WHAT YOU ARE ASKED TO DO:
Report every line in the entries below that contains the string "settings", copying each such line in full.

RECORDED INFORMATION:
↓↓↓
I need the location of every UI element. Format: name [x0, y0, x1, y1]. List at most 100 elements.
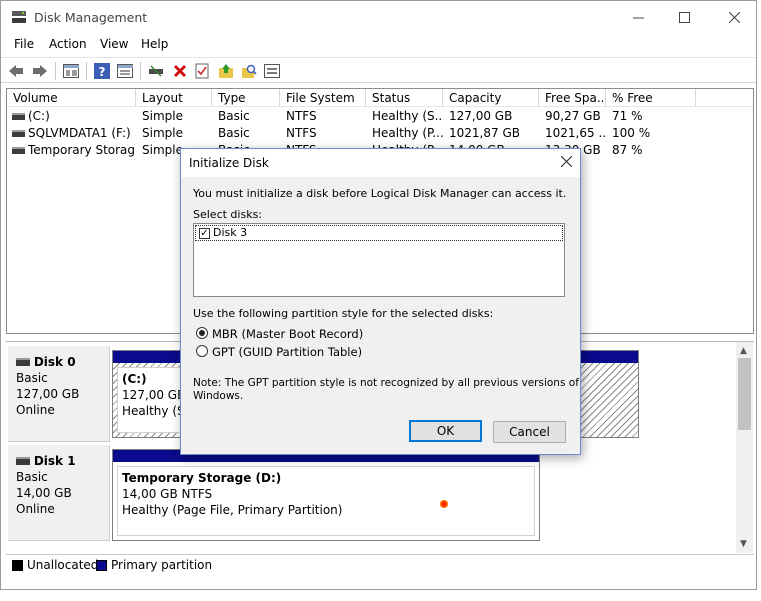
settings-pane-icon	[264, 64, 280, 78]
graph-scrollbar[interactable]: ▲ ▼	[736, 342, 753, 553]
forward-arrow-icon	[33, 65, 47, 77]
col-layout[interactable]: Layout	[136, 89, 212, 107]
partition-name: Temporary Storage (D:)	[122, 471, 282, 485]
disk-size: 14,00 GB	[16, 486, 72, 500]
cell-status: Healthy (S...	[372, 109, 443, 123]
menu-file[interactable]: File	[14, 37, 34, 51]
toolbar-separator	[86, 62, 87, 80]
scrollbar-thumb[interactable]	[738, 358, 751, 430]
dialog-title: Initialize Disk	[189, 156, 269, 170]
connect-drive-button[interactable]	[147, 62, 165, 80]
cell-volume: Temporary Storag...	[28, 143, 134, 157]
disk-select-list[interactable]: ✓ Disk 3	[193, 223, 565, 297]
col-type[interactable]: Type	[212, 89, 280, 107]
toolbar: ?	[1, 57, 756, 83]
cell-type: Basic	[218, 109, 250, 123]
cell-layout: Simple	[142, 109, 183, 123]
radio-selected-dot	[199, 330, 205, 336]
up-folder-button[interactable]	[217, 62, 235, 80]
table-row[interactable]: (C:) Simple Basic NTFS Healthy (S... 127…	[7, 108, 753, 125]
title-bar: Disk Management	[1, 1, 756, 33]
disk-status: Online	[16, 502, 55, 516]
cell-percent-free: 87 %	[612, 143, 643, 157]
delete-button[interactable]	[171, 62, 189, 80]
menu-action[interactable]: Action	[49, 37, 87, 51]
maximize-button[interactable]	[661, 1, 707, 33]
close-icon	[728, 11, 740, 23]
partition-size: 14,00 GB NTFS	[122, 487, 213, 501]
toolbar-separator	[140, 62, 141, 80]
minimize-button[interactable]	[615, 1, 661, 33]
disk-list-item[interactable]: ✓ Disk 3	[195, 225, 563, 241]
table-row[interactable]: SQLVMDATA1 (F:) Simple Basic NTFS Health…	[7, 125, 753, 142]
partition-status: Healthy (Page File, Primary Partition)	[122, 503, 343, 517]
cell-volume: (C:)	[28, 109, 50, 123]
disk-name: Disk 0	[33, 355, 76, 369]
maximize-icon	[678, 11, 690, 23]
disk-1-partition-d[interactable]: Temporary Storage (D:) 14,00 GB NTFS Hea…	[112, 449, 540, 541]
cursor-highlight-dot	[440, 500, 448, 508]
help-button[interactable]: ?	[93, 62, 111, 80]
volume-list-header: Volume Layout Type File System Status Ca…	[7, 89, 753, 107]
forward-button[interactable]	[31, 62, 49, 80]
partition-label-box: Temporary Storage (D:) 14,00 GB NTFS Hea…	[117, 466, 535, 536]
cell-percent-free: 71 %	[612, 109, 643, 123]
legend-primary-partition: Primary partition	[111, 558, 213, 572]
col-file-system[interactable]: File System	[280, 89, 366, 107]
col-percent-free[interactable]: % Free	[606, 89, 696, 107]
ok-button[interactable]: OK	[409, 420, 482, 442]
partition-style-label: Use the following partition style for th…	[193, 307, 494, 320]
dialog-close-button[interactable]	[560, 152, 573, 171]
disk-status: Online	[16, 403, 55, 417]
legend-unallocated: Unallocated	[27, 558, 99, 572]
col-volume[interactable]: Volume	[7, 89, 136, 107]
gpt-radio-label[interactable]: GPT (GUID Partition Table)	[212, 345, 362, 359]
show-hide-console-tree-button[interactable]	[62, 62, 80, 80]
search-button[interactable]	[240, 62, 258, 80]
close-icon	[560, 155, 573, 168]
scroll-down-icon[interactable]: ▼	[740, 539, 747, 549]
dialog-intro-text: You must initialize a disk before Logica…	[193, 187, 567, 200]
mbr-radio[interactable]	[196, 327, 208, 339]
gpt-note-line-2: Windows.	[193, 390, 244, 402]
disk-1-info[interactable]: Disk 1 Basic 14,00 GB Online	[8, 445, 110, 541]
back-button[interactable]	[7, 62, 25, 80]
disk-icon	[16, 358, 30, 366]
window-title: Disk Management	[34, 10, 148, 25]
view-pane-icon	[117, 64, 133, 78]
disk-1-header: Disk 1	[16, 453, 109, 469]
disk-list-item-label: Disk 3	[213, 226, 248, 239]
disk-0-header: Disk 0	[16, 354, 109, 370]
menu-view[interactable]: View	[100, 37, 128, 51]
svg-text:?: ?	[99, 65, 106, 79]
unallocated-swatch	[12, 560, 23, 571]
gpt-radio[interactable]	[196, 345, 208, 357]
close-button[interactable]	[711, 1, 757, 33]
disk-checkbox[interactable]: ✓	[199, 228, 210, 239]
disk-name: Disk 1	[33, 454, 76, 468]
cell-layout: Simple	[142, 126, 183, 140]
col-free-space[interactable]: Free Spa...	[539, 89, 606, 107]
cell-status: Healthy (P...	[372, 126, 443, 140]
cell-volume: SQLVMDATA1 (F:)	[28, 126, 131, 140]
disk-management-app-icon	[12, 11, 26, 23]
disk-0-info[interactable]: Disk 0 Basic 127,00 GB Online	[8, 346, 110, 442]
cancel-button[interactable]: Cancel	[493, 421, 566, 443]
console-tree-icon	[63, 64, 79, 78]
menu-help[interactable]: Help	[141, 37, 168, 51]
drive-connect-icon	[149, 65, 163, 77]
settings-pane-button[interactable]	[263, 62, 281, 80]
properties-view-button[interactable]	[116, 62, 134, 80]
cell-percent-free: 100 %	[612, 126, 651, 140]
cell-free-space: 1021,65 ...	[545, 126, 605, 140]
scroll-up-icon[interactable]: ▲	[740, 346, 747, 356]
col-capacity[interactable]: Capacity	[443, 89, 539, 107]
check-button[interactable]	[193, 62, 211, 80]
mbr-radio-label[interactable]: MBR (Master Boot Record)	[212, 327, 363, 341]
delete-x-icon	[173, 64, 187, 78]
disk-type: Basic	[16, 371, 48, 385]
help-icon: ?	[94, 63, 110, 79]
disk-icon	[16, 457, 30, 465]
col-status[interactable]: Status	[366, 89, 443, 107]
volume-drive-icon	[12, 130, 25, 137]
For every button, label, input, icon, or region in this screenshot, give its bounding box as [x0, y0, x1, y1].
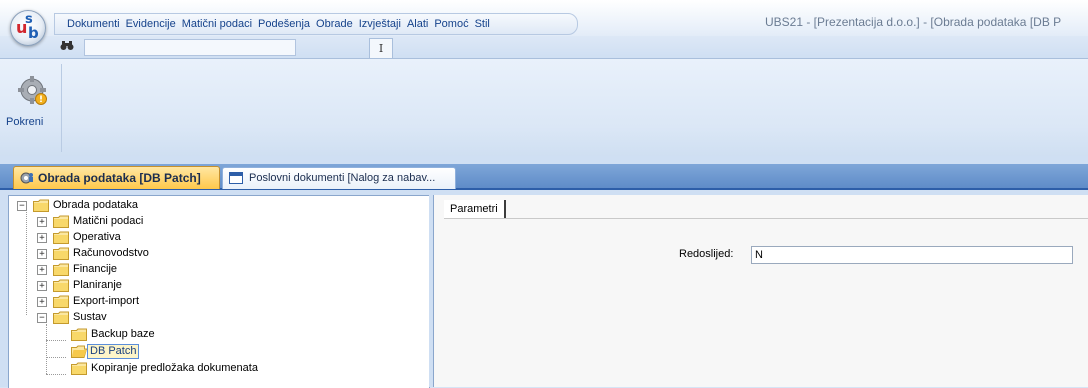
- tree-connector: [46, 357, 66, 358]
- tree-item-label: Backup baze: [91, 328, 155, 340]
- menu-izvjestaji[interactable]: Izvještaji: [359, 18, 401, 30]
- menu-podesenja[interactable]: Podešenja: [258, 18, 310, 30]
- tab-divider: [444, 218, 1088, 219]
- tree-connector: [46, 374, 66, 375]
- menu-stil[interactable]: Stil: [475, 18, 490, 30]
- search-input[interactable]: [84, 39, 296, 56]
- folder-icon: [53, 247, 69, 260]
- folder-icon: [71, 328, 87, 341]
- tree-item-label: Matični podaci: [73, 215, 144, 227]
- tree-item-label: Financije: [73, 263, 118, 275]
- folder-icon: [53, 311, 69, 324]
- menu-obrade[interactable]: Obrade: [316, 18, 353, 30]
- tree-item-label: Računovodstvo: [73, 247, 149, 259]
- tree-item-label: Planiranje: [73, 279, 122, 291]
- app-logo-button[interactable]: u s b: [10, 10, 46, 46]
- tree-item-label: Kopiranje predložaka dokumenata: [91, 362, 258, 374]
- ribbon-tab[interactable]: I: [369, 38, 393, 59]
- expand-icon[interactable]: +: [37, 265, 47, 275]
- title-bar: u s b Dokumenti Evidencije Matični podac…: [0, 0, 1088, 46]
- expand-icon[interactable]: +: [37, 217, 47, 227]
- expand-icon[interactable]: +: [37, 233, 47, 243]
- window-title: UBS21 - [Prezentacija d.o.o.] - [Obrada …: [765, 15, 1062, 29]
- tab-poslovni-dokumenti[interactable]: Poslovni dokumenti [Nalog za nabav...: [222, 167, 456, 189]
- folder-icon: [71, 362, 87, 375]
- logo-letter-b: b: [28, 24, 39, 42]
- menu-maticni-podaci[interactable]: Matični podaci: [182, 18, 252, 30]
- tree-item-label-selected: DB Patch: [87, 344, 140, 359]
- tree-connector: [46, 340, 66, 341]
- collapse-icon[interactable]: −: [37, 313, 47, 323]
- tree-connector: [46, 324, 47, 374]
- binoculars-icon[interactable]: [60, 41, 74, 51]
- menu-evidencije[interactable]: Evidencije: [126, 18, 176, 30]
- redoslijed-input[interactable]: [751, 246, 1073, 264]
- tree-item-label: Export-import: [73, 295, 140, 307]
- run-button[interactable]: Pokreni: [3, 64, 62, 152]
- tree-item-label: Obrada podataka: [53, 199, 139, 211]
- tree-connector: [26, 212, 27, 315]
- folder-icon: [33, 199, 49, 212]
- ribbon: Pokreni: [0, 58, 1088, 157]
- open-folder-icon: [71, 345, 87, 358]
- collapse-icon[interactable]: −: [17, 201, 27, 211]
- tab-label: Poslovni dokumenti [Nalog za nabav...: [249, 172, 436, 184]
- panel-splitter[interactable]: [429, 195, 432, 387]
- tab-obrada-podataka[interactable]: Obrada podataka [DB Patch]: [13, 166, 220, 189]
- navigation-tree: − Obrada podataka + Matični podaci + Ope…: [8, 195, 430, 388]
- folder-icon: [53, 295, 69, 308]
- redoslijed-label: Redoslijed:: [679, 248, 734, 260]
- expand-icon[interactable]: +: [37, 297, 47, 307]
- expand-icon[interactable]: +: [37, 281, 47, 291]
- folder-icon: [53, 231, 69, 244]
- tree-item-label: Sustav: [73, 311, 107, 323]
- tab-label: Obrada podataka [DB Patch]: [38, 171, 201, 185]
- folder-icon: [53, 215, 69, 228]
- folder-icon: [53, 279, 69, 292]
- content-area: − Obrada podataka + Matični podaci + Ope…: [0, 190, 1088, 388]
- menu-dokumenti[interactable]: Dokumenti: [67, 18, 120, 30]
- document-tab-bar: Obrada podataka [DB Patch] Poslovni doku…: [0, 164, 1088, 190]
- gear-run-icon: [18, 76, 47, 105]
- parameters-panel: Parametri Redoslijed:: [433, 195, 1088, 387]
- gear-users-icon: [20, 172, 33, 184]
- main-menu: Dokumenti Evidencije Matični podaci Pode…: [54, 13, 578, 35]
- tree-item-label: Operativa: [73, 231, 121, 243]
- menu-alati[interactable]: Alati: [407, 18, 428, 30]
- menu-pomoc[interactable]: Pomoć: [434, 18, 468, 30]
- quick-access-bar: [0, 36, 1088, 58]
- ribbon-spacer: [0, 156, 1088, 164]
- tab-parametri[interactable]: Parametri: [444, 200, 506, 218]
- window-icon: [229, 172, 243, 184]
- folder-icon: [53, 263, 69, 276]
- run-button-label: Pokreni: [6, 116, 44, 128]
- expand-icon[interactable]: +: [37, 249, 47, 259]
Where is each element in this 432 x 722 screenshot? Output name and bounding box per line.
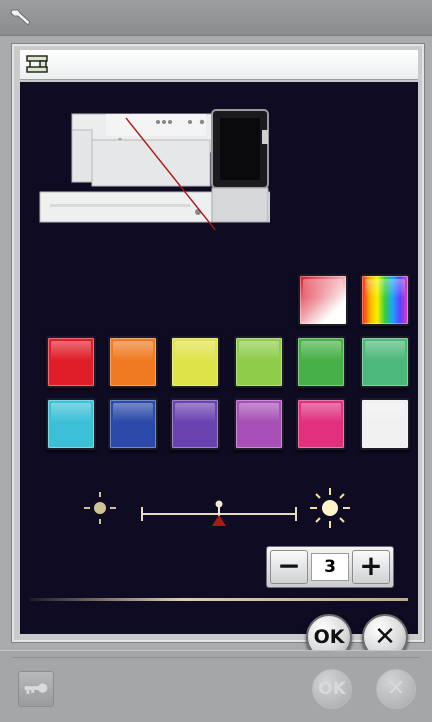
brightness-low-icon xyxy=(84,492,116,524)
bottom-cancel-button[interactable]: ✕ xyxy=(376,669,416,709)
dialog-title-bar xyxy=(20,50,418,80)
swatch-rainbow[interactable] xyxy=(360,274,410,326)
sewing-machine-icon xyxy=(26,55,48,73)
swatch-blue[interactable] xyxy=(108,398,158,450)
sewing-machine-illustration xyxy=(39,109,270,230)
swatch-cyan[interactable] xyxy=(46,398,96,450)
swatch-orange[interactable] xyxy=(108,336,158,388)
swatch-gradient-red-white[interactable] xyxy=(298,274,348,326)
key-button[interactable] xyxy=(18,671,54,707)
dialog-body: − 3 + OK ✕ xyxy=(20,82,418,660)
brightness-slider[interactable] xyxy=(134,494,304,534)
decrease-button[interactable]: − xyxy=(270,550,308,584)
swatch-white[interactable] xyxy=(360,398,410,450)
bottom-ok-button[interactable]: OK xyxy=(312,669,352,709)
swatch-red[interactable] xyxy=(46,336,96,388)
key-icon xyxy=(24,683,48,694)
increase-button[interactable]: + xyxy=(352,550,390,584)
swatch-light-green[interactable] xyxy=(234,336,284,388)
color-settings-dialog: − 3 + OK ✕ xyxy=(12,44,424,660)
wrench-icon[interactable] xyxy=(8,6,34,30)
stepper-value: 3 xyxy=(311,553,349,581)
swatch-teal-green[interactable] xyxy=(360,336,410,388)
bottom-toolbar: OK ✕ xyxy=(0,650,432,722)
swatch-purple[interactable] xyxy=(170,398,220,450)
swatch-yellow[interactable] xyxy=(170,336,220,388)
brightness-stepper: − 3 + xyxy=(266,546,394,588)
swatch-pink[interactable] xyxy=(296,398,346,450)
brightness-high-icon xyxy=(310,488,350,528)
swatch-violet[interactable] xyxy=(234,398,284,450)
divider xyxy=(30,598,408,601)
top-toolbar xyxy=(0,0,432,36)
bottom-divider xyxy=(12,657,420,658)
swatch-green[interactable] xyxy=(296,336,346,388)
↑↑↑
EXPECTED ANSWER:
settings-pane-icon	[264, 64, 280, 78]
settings-pane-button[interactable]	[263, 62, 281, 80]
color-settings-dialog: − 3 + OK ✕ xyxy=(12,44,424,660)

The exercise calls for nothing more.